What the exercise asks> Select every line containing the word "Time" from the material, and copy those lines.

Records>
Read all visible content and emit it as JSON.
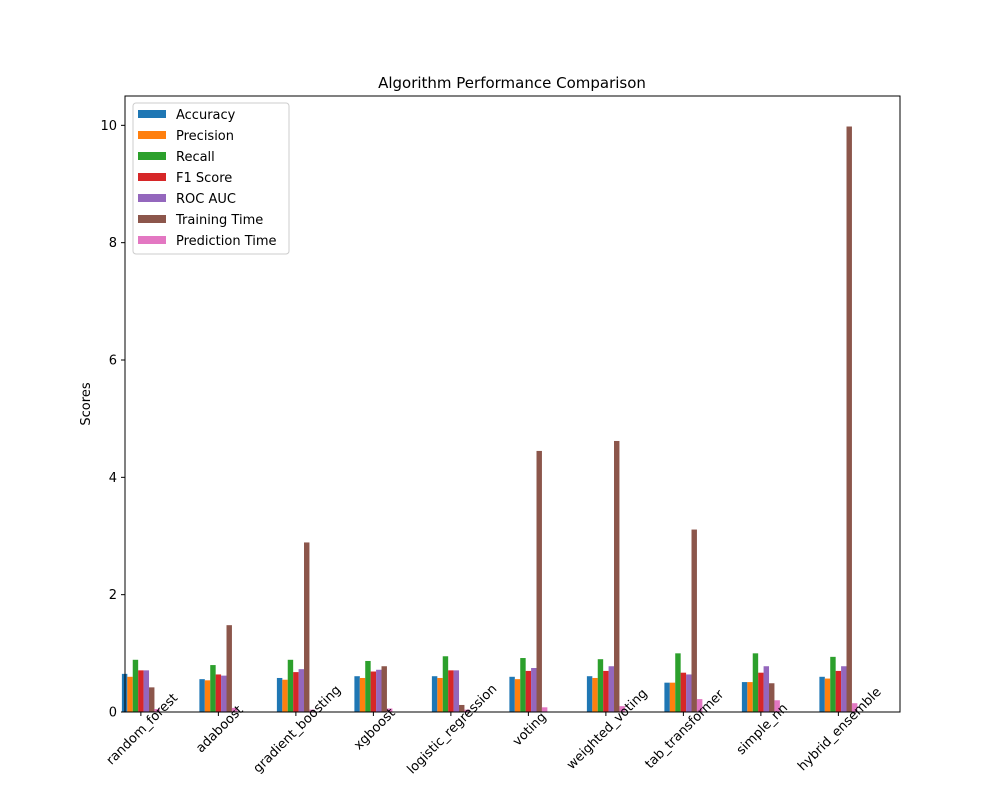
{
  "chart_data": {
    "type": "bar",
    "title": "Algorithm Performance Comparison",
    "xlabel": "",
    "ylabel": "Scores",
    "ylim": [
      0,
      10.5
    ],
    "yticks": [
      0,
      2,
      4,
      6,
      8,
      10
    ],
    "grid": false,
    "legend_position": "top-left",
    "categories": [
      "random_forest",
      "adaboost",
      "gradient_boosting",
      "xgboost",
      "logistic_regression",
      "voting",
      "weighted_voting",
      "tab_transformer",
      "simple_nn",
      "hybrid_ensemble"
    ],
    "series": [
      {
        "name": "Accuracy",
        "color": "#1f77b4",
        "values": [
          0.65,
          0.56,
          0.58,
          0.61,
          0.61,
          0.6,
          0.61,
          0.5,
          0.51,
          0.6
        ]
      },
      {
        "name": "Precision",
        "color": "#ff7f0e",
        "values": [
          0.6,
          0.54,
          0.55,
          0.58,
          0.58,
          0.56,
          0.58,
          0.5,
          0.51,
          0.57
        ]
      },
      {
        "name": "Recall",
        "color": "#2ca02c",
        "values": [
          0.89,
          0.8,
          0.89,
          0.87,
          0.95,
          0.92,
          0.9,
          1.0,
          1.0,
          0.94
        ]
      },
      {
        "name": "F1 Score",
        "color": "#d62728",
        "values": [
          0.71,
          0.64,
          0.68,
          0.69,
          0.71,
          0.7,
          0.7,
          0.67,
          0.67,
          0.7
        ]
      },
      {
        "name": "ROC AUC",
        "color": "#9467bd",
        "values": [
          0.71,
          0.62,
          0.73,
          0.72,
          0.71,
          0.75,
          0.78,
          0.64,
          0.78,
          0.78
        ]
      },
      {
        "name": "Training Time",
        "color": "#8c564b",
        "values": [
          0.42,
          1.48,
          2.89,
          0.78,
          0.12,
          4.45,
          4.62,
          3.11,
          0.49,
          9.98
        ]
      },
      {
        "name": "Prediction Time",
        "color": "#e377c2",
        "values": [
          0.05,
          0.07,
          0.04,
          0.06,
          0.04,
          0.08,
          0.1,
          0.22,
          0.2,
          0.15
        ]
      }
    ]
  }
}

Result>
        "name": "Training Time",
        "name": "Prediction Time",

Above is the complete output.